Each line below should be reproduced without any alteration.
# Start of DATA RECORDS
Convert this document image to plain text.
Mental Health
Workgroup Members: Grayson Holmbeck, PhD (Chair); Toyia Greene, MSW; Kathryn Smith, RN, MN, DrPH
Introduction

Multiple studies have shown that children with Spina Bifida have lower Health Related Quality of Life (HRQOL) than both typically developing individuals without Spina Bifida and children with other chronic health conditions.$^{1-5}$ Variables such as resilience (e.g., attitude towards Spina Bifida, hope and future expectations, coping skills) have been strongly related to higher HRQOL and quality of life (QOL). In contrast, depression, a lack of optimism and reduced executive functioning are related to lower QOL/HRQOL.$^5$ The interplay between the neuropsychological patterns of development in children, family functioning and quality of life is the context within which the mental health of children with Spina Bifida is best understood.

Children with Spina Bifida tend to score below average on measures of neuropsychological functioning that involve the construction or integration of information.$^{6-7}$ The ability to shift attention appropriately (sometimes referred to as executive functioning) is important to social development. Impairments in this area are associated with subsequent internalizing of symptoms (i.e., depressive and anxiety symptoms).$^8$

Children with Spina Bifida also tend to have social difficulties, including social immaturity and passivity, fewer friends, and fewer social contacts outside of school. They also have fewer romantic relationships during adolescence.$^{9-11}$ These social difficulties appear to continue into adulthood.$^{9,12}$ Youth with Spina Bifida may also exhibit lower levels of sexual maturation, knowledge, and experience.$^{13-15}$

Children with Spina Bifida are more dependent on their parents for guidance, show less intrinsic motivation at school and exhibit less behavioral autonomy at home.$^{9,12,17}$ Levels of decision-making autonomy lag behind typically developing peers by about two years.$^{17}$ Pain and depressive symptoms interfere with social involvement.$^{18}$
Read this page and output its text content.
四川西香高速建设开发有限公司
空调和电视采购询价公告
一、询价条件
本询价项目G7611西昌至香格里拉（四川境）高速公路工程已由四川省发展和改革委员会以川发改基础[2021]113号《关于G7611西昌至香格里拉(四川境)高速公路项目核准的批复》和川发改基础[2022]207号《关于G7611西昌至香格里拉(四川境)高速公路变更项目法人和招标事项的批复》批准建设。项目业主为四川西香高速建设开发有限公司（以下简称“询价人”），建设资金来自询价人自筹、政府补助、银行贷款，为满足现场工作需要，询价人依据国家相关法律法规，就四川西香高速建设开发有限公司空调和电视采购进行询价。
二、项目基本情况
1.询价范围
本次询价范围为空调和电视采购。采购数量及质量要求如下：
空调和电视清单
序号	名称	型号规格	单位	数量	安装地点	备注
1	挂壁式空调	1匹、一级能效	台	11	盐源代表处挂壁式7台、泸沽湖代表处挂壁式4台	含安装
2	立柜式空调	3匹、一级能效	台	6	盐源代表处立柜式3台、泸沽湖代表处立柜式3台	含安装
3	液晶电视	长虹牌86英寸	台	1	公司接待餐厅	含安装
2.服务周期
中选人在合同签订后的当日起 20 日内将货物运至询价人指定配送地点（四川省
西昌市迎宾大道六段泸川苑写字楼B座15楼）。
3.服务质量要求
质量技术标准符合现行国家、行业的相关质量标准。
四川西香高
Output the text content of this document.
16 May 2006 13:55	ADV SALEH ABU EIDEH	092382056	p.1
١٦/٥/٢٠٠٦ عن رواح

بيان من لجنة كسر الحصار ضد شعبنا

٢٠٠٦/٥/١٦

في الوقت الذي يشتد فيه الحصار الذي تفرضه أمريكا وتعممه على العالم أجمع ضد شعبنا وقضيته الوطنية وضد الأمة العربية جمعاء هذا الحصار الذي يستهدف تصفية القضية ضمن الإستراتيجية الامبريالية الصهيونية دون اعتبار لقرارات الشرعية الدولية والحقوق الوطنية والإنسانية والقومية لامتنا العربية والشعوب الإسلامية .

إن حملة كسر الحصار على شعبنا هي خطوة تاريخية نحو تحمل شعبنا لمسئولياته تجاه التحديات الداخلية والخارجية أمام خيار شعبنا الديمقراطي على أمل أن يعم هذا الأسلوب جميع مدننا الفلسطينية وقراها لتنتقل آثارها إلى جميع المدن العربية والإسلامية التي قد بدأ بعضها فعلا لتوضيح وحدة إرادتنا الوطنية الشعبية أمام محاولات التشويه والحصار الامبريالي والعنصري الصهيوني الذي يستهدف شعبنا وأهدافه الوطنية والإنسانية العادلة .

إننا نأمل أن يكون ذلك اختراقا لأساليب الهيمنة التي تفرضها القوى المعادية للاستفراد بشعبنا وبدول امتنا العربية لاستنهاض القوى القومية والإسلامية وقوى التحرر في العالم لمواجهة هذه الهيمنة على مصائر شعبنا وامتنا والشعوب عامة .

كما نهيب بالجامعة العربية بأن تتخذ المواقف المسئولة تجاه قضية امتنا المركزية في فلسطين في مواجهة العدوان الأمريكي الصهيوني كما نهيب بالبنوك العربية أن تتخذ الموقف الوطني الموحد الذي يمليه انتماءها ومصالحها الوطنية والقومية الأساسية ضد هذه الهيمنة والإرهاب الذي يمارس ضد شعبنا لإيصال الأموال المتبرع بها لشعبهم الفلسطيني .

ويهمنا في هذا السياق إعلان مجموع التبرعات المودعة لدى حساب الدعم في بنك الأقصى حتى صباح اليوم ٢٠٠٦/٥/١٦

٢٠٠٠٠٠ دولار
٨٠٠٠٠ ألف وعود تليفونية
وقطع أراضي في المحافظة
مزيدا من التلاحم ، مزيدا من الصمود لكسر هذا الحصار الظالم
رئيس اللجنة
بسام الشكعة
# End of DATA RECORDS
- [SOLUTION TO THE PROBLEM]:
Convert this document image to plain text.
Mental Health
Workgroup Members: Grayson Holmbeck, PhD (Chair); Toyia Greene, MSW; Kathryn Smith, RN, MN, DrPH
Introduction

Multiple studies have shown that children with Spina Bifida have lower Health Related Quality of Life (HRQOL) than both typically developing individuals without Spina Bifida and children with other chronic health conditions.$^{1-5}$ Variables such as resilience (e.g., attitude towards Spina Bifida, hope and future expectations, coping skills) have been strongly related to higher HRQOL and quality of life (QOL). In contrast, depression, a lack of optimism and reduced executive functioning are related to lower QOL/HRQOL.$^5$ The interplay between the neuropsychological patterns of development in children, family functioning and quality of life is the context within which the mental health of children with Spina Bifida is best understood.

Children with Spina Bifida tend to score below average on measures of neuropsychological functioning that involve the construction or integration of information.$^{6-7}$ The ability to shift attention appropriately (sometimes referred to as executive functioning) is important to social development. Impairments in this area are associated with subsequent internalizing of symptoms (i.e., depressive and anxiety symptoms).$^8$

Children with Spina Bifida also tend to have social difficulties, including social immaturity and passivity, fewer friends, and fewer social contacts outside of school. They also have fewer romantic relationships during adolescence.$^{9-11}$ These social difficulties appear to continue into adulthood.$^{9,12}$ Youth with Spina Bifida may also exhibit lower levels of sexual maturation, knowledge, and experience.$^{13-15}$

Children with Spina Bifida are more dependent on their parents for guidance, show less intrinsic motivation at school and exhibit less behavioral autonomy at home.$^{9,12,17}$ Levels of decision-making autonomy lag behind typically developing peers by about two years.$^{17}$ Pain and depressive symptoms interfere with social involvement.$^{18}$
Read this page and output its text content.
四川西香高速建设开发有限公司
空调和电视采购询价公告
一、询价条件
本询价项目G7611西昌至香格里拉（四川境）高速公路工程已由四川省发展和改革委员会以川发改基础[2021]113号《关于G7611西昌至香格里拉(四川境)高速公路项目核准的批复》和川发改基础[2022]207号《关于G7611西昌至香格里拉(四川境)高速公路变更项目法人和招标事项的批复》批准建设。项目业主为四川西香高速建设开发有限公司（以下简称“询价人”），建设资金来自询价人自筹、政府补助、银行贷款，为满足现场工作需要，询价人依据国家相关法律法规，就四川西香高速建设开发有限公司空调和电视采购进行询价。
二、项目基本情况
1.询价范围
本次询价范围为空调和电视采购。采购数量及质量要求如下：
空调和电视清单
序号	名称	型号规格	单位	数量	安装地点	备注
1	挂壁式空调	1匹、一级能效	台	11	盐源代表处挂壁式7台、泸沽湖代表处挂壁式4台	含安装
2	立柜式空调	3匹、一级能效	台	6	盐源代表处立柜式3台、泸沽湖代表处立柜式3台	含安装
3	液晶电视	长虹牌86英寸	台	1	公司接待餐厅	含安装
2.服务周期
中选人在合同签订后的当日起 20 日内将货物运至询价人指定配送地点（四川省
西昌市迎宾大道六段泸川苑写字楼B座15楼）。
3.服务质量要求
质量技术标准符合现行国家、行业的相关质量标准。
四川西香高
Output the text content of this document.
16 May 2006 13:55	ADV SALEH ABU EIDEH	092382056	p.1
١٦/٥/٢٠٠٦ عن رواح

بيان من لجنة كسر الحصار ضد شعبنا

٢٠٠٦/٥/١٦

في الوقت الذي يشتد فيه الحصار الذي تفرضه أمريكا وتعممه على العالم أجمع ضد شعبنا وقضيته الوطنية وضد الأمة العربية جمعاء هذا الحصار الذي يستهدف تصفية القضية ضمن الإستراتيجية الامبريالية الصهيونية دون اعتبار لقرارات الشرعية الدولية والحقوق الوطنية والإنسانية والقومية لامتنا العربية والشعوب الإسلامية .

إن حملة كسر الحصار على شعبنا هي خطوة تاريخية نحو تحمل شعبنا لمسئولياته تجاه التحديات الداخلية والخارجية أمام خيار شعبنا الديمقراطي على أمل أن يعم هذا الأسلوب جميع مدننا الفلسطينية وقراها لتنتقل آثارها إلى جميع المدن العربية والإسلامية التي قد بدأ بعضها فعلا لتوضيح وحدة إرادتنا الوطنية الشعبية أمام محاولات التشويه والحصار الامبريالي والعنصري الصهيوني الذي يستهدف شعبنا وأهدافه الوطنية والإنسانية العادلة .

إننا نأمل أن يكون ذلك اختراقا لأساليب الهيمنة التي تفرضها القوى المعادية للاستفراد بشعبنا وبدول امتنا العربية لاستنهاض القوى القومية والإسلامية وقوى التحرر في العالم لمواجهة هذه الهيمنة على مصائر شعبنا وامتنا والشعوب عامة .

كما نهيب بالجامعة العربية بأن تتخذ المواقف المسئولة تجاه قضية امتنا المركزية في فلسطين في مواجهة العدوان الأمريكي الصهيوني كما نهيب بالبنوك العربية أن تتخذ الموقف الوطني الموحد الذي يمليه انتماءها ومصالحها الوطنية والقومية الأساسية ضد هذه الهيمنة والإرهاب الذي يمارس ضد شعبنا لإيصال الأموال المتبرع بها لشعبهم الفلسطيني .

ويهمنا في هذا السياق إعلان مجموع التبرعات المودعة لدى حساب الدعم في بنك الأقصى حتى صباح اليوم ٢٠٠٦/٥/١٦

٢٠٠٠٠٠ دولار
٨٠٠٠٠ ألف وعود تليفونية
وقطع أراضي في المحافظة
مزيدا من التلاحم ، مزيدا من الصمود لكسر هذا الحصار الظالم
رئيس اللجنة
بسام الشكعة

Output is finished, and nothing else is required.